═══ Material provided ═══

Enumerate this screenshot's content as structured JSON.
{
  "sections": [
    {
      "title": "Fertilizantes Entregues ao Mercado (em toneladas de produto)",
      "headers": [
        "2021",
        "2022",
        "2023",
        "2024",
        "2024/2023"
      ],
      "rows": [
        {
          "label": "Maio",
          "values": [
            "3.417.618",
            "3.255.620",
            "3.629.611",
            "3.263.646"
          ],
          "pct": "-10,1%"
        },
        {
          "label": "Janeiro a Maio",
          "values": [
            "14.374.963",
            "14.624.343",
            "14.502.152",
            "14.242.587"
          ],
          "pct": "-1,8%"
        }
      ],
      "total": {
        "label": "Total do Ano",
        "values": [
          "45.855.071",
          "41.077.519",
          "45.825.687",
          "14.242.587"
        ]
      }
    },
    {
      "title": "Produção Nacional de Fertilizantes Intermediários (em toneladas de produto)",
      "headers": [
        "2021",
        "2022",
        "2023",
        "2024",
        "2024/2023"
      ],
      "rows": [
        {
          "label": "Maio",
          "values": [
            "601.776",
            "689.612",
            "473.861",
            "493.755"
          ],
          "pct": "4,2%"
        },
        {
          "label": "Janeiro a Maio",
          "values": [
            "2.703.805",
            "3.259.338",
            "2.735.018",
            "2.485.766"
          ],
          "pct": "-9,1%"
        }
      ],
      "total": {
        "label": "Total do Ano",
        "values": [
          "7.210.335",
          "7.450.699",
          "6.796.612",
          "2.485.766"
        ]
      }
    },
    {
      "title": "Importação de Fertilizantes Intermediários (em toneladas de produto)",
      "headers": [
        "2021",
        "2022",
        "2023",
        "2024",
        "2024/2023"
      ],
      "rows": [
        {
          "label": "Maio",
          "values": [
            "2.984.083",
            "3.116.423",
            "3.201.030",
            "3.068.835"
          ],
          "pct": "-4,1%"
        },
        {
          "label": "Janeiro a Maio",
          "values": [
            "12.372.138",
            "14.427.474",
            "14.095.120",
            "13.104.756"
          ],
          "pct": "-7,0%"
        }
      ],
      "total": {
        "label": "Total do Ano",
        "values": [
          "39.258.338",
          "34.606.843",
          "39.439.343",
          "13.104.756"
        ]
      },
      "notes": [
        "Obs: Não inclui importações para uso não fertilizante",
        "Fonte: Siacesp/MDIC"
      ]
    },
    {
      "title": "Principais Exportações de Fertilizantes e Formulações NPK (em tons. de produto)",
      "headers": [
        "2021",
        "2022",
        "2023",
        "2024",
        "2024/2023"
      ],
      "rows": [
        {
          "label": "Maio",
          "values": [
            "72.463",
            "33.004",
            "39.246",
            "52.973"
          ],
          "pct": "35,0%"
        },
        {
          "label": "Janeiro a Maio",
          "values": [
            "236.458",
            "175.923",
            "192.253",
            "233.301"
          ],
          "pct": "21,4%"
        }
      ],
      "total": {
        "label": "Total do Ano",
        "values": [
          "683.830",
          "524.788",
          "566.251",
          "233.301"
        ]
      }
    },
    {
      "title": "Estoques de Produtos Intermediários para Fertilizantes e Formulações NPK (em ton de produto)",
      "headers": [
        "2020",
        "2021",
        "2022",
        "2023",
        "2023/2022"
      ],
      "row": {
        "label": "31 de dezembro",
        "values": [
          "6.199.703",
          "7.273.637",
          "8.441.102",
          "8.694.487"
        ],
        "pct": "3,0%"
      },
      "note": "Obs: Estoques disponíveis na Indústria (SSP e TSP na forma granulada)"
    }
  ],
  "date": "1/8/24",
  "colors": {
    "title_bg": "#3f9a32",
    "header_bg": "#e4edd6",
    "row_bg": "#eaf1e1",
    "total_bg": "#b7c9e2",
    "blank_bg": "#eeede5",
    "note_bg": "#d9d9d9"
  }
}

═══

Instructions for the task: Hand back the material above in full, exactly as written.

Solution to the exercise:
Enumerate this screenshot's content as structured JSON.
{
  "sections": [
    {
      "title": "Fertilizantes Entregues ao Mercado (em toneladas de produto)",
      "headers": [
        "2021",
        "2022",
        "2023",
        "2024",
        "2024/2023"
      ],
      "rows": [
        {
          "label": "Maio",
          "values": [
            "3.417.618",
            "3.255.620",
            "3.629.611",
            "3.263.646"
          ],
          "pct": "-10,1%"
        },
        {
          "label": "Janeiro a Maio",
          "values": [
            "14.374.963",
            "14.624.343",
            "14.502.152",
            "14.242.587"
          ],
          "pct": "-1,8%"
        }
      ],
      "total": {
        "label": "Total do Ano",
        "values": [
          "45.855.071",
          "41.077.519",
          "45.825.687",
          "14.242.587"
        ]
      }
    },
    {
      "title": "Produção Nacional de Fertilizantes Intermediários (em toneladas de produto)",
      "headers": [
        "2021",
        "2022",
        "2023",
        "2024",
        "2024/2023"
      ],
      "rows": [
        {
          "label": "Maio",
          "values": [
            "601.776",
            "689.612",
            "473.861",
            "493.755"
          ],
          "pct": "4,2%"
        },
        {
          "label": "Janeiro a Maio",
          "values": [
            "2.703.805",
            "3.259.338",
            "2.735.018",
            "2.485.766"
          ],
          "pct": "-9,1%"
        }
      ],
      "total": {
        "label": "Total do Ano",
        "values": [
          "7.210.335",
          "7.450.699",
          "6.796.612",
          "2.485.766"
        ]
      }
    },
    {
      "title": "Importação de Fertilizantes Intermediários (em toneladas de produto)",
      "headers": [
        "2021",
        "2022",
        "2023",
        "2024",
        "2024/2023"
      ],
      "rows": [
        {
          "label": "Maio",
          "values": [
            "2.984.083",
            "3.116.423",
            "3.201.030",
            "3.068.835"
          ],
          "pct": "-4,1%"
        },
        {
          "label": "Janeiro a Maio",
          "values": [
            "12.372.138",
            "14.427.474",
            "14.095.120",
            "13.104.756"
          ],
          "pct": "-7,0%"
        }
      ],
      "total": {
        "label": "Total do Ano",
        "values": [
          "39.258.338",
          "34.606.843",
          "39.439.343",
          "13.104.756"
        ]
      },
      "notes": [
        "Obs: Não inclui importações para uso não fertilizante",
        "Fonte: Siacesp/MDIC"
      ]
    },
    {
      "title": "Principais Exportações de Fertilizantes e Formulações NPK (em tons. de produto)",
      "headers": [
        "2021",
        "2022",
        "2023",
        "2024",
        "2024/2023"
      ],
      "rows": [
        {
          "label": "Maio",
          "values": [
            "72.463",
            "33.004",
            "39.246",
            "52.973"
          ],
          "pct": "35,0%"
        },
        {
          "label": "Janeiro a Maio",
          "values": [
            "236.458",
            "175.923",
            "192.253",
            "233.301"
          ],
          "pct": "21,4%"
        }
      ],
      "total": {
        "label": "Total do Ano",
        "values": [
          "683.830",
          "524.788",
          "566.251",
          "233.301"
        ]
      }
    },
    {
      "title": "Estoques de Produtos Intermediários para Fertilizantes e Formulações NPK (em ton de produto)",
      "headers": [
        "2020",
        "2021",
        "2022",
        "2023",
        "2023/2022"
      ],
      "row": {
        "label": "31 de dezembro",
        "values": [
          "6.199.703",
          "7.273.637",
          "8.441.102",
          "8.694.487"
        ],
        "pct": "3,0%"
      },
      "note": "Obs: Estoques disponíveis na Indústria (SSP e TSP na forma granulada)"
    }
  ],
  "date": "1/8/24",
  "colors": {
    "title_bg": "#3f9a32",
    "header_bg": "#e4edd6",
    "row_bg": "#eaf1e1",
    "total_bg": "#b7c9e2",
    "blank_bg": "#eeede5",
    "note_bg": "#d9d9d9"
  }
}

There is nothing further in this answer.